# [Dataset excerpts]
****

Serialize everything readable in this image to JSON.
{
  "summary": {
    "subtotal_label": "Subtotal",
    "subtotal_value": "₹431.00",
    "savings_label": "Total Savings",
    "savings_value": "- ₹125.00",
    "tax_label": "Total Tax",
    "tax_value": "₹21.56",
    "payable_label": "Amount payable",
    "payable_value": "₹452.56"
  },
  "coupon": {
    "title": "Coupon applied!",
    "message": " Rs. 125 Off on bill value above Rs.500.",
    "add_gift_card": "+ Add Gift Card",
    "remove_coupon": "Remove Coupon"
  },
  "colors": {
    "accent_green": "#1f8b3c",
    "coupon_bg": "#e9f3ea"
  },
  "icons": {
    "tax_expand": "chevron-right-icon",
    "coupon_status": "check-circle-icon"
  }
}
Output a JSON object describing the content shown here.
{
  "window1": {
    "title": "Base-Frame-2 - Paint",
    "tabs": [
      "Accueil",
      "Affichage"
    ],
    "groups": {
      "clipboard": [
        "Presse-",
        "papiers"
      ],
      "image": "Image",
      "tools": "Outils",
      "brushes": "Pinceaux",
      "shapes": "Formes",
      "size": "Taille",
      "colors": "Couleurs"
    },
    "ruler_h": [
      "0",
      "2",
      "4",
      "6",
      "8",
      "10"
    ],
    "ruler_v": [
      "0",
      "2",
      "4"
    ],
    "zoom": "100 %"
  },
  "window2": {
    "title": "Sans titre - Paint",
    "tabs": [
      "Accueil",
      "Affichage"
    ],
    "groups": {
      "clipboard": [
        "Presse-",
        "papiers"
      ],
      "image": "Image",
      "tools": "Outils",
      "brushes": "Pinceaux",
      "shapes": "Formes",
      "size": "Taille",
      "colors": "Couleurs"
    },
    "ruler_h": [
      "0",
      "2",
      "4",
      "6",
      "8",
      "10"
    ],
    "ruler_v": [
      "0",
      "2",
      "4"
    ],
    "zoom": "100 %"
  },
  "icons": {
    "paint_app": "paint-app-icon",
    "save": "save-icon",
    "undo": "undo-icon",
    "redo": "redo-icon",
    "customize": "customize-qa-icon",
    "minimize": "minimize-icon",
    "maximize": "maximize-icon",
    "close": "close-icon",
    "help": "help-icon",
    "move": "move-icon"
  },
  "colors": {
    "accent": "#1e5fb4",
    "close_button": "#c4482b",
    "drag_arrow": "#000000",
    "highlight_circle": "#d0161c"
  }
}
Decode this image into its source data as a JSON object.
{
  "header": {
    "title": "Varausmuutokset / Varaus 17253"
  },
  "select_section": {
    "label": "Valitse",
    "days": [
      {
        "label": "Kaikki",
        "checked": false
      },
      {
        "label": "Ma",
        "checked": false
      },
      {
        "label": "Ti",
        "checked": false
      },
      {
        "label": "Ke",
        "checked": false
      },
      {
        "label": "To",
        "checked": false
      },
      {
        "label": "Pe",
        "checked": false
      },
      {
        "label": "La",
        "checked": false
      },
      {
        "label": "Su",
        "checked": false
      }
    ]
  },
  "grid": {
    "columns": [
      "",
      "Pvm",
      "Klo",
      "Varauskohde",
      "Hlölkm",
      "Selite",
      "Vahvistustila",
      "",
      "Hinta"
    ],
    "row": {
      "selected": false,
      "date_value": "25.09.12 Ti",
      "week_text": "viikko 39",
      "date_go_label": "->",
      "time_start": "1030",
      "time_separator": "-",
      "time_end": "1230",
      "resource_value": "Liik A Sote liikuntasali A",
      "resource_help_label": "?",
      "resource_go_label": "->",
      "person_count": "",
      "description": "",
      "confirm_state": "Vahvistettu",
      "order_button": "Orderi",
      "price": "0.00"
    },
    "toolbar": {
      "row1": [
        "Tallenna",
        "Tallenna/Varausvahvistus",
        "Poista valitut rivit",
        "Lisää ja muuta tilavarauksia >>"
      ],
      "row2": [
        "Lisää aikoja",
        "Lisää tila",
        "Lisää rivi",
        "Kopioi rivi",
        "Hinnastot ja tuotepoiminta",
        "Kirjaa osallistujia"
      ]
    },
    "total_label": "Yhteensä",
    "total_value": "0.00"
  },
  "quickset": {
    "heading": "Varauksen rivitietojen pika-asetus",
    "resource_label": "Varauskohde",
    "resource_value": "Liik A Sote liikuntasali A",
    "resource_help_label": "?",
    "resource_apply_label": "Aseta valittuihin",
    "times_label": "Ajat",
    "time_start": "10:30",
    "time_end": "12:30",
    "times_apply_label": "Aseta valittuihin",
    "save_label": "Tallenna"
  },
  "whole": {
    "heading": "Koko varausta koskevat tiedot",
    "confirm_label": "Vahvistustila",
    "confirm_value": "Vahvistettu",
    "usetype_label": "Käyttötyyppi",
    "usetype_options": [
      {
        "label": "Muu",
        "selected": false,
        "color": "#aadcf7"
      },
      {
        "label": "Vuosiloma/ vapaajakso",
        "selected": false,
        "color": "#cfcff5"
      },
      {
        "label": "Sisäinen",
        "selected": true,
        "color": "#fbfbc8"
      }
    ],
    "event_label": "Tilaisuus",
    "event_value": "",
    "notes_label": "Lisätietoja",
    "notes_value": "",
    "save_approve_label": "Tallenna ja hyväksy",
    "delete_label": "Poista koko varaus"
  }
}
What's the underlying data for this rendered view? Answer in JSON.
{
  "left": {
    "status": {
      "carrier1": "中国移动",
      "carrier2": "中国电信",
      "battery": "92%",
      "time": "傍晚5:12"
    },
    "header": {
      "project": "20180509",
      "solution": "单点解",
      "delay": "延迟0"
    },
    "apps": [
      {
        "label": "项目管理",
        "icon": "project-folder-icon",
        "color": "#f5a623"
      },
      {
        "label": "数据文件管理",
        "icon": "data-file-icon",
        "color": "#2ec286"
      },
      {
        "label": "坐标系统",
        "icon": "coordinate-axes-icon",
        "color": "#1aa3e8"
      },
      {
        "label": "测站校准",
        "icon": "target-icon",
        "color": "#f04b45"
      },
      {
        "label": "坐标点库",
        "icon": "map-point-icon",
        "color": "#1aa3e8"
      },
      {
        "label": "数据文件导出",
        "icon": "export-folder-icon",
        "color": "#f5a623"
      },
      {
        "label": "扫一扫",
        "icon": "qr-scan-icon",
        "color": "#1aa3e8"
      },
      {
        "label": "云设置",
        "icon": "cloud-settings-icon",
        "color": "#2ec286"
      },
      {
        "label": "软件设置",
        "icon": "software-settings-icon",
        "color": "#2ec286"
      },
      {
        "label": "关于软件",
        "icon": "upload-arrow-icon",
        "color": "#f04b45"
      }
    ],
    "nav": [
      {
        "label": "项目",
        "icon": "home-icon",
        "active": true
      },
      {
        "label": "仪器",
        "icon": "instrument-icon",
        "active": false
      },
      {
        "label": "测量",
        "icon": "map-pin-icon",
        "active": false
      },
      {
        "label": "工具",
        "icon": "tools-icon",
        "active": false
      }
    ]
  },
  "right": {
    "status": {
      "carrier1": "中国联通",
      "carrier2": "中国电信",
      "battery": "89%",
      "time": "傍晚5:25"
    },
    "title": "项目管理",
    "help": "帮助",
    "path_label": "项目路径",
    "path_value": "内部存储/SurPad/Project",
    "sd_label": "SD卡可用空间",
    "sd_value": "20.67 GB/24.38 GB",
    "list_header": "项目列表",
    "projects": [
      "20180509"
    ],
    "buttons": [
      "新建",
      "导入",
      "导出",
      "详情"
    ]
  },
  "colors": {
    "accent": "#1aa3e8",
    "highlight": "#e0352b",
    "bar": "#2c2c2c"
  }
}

****

# [TASK STATEMENT]
Return every line containing "Varauskohde".

# [RESULT FOR THIS EXERCISE]
      "Varauskohde",
    "resource_label": "Varauskohde",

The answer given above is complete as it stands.